---- DATA IN THIS EXERCISE
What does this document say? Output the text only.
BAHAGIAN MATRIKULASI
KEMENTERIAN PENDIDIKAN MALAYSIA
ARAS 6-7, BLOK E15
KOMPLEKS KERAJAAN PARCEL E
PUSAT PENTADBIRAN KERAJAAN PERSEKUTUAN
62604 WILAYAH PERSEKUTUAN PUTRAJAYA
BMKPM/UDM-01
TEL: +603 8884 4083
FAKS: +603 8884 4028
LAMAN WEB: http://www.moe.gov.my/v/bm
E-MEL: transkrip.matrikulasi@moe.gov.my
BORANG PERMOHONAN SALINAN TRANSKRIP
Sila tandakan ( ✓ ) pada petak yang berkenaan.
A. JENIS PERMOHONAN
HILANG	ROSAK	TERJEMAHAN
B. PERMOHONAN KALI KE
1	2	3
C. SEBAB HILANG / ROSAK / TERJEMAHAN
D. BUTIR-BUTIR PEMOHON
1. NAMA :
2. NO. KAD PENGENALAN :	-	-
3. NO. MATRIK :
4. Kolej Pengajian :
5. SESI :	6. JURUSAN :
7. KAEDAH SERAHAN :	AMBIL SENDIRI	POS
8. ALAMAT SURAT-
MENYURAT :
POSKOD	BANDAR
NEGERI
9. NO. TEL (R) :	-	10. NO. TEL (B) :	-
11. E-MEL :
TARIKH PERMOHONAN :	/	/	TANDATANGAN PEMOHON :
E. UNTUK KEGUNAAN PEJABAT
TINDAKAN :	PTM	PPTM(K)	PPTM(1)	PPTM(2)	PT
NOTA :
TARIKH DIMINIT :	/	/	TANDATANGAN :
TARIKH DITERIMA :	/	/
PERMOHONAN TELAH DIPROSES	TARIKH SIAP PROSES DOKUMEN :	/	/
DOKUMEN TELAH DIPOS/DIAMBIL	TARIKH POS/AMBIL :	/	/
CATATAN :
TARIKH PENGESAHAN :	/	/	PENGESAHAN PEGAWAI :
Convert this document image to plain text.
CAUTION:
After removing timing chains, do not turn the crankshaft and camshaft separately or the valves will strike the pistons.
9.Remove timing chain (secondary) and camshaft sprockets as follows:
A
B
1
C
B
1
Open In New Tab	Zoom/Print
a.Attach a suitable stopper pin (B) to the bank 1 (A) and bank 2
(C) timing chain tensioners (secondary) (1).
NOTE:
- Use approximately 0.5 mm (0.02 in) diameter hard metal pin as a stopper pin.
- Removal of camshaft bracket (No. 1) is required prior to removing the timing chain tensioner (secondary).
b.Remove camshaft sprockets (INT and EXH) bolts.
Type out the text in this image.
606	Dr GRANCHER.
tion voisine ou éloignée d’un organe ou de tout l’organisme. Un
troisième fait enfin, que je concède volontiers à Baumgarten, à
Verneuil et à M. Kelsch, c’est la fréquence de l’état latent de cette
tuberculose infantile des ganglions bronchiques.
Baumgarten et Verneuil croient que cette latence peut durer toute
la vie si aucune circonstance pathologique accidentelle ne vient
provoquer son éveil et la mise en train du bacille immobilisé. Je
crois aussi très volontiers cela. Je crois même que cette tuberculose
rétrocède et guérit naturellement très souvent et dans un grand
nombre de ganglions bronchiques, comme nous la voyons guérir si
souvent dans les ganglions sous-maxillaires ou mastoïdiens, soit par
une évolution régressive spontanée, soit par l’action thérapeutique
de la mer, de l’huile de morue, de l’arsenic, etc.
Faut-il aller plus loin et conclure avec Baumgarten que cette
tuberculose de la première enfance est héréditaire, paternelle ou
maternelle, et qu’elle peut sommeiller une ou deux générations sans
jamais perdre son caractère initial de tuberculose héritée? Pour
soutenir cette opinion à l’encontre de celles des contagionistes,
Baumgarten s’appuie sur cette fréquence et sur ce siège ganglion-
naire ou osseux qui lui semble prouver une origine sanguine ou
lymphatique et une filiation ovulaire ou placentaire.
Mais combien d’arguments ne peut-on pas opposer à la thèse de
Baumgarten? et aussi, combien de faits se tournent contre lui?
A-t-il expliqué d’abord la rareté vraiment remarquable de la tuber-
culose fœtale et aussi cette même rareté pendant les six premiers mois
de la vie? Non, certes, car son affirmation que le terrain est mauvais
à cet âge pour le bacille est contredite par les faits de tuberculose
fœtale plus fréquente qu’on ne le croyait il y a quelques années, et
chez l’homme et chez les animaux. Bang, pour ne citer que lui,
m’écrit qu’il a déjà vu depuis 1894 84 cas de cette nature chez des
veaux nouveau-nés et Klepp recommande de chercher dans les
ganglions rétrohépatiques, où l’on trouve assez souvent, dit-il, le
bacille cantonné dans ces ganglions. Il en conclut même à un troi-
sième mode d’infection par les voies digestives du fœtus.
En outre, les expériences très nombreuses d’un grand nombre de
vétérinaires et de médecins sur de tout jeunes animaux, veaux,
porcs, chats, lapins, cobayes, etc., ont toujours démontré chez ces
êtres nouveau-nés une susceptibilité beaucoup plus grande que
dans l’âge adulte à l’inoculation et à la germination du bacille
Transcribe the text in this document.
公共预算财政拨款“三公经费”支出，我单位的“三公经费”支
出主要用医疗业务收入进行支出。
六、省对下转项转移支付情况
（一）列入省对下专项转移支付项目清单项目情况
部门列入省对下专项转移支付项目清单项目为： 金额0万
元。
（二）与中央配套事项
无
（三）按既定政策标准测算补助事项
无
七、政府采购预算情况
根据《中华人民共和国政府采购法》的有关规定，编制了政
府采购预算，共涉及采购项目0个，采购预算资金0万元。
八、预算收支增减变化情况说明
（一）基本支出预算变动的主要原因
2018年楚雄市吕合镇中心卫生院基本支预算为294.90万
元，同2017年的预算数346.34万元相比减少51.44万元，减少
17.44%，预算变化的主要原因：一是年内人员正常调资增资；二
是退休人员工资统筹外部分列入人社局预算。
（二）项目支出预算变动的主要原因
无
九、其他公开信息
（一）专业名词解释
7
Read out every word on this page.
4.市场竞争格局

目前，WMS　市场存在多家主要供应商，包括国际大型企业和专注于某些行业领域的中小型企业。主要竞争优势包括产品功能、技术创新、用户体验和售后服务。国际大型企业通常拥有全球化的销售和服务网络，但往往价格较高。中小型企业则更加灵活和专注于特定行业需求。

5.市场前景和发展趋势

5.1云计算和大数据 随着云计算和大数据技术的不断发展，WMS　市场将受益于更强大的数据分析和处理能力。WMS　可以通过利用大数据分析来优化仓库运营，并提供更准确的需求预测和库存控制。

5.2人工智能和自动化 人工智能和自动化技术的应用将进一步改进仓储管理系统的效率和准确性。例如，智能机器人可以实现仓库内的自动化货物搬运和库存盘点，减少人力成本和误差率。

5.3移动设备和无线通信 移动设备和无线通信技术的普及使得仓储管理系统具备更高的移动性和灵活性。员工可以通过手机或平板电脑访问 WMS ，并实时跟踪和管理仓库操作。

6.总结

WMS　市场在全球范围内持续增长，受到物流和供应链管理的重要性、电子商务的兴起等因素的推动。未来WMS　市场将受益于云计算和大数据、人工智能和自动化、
--------
◆ **DIRECTION**
From the line holding "Read out every word on this page." to the last line of the records, quote each line exactly and add nothing.

◆ **RESPONSE TO THE TASK**
Read out every word on this page.
4.市场竞争格局

目前，WMS　市场存在多家主要供应商，包括国际大型企业和专注于某些行业领域的中小型企业。主要竞争优势包括产品功能、技术创新、用户体验和售后服务。国际大型企业通常拥有全球化的销售和服务网络，但往往价格较高。中小型企业则更加灵活和专注于特定行业需求。

5.市场前景和发展趋势

5.1云计算和大数据 随着云计算和大数据技术的不断发展，WMS　市场将受益于更强大的数据分析和处理能力。WMS　可以通过利用大数据分析来优化仓库运营，并提供更准确的需求预测和库存控制。

5.2人工智能和自动化 人工智能和自动化技术的应用将进一步改进仓储管理系统的效率和准确性。例如，智能机器人可以实现仓库内的自动化货物搬运和库存盘点，减少人力成本和误差率。

5.3移动设备和无线通信 移动设备和无线通信技术的普及使得仓储管理系统具备更高的移动性和灵活性。员工可以通过手机或平板电脑访问 WMS ，并实时跟踪和管理仓库操作。

6.总结

WMS　市场在全球范围内持续增长，受到物流和供应链管理的重要性、电子商务的兴起等因素的推动。未来WMS　市场将受益于云计算和大数据、人工智能和自动化、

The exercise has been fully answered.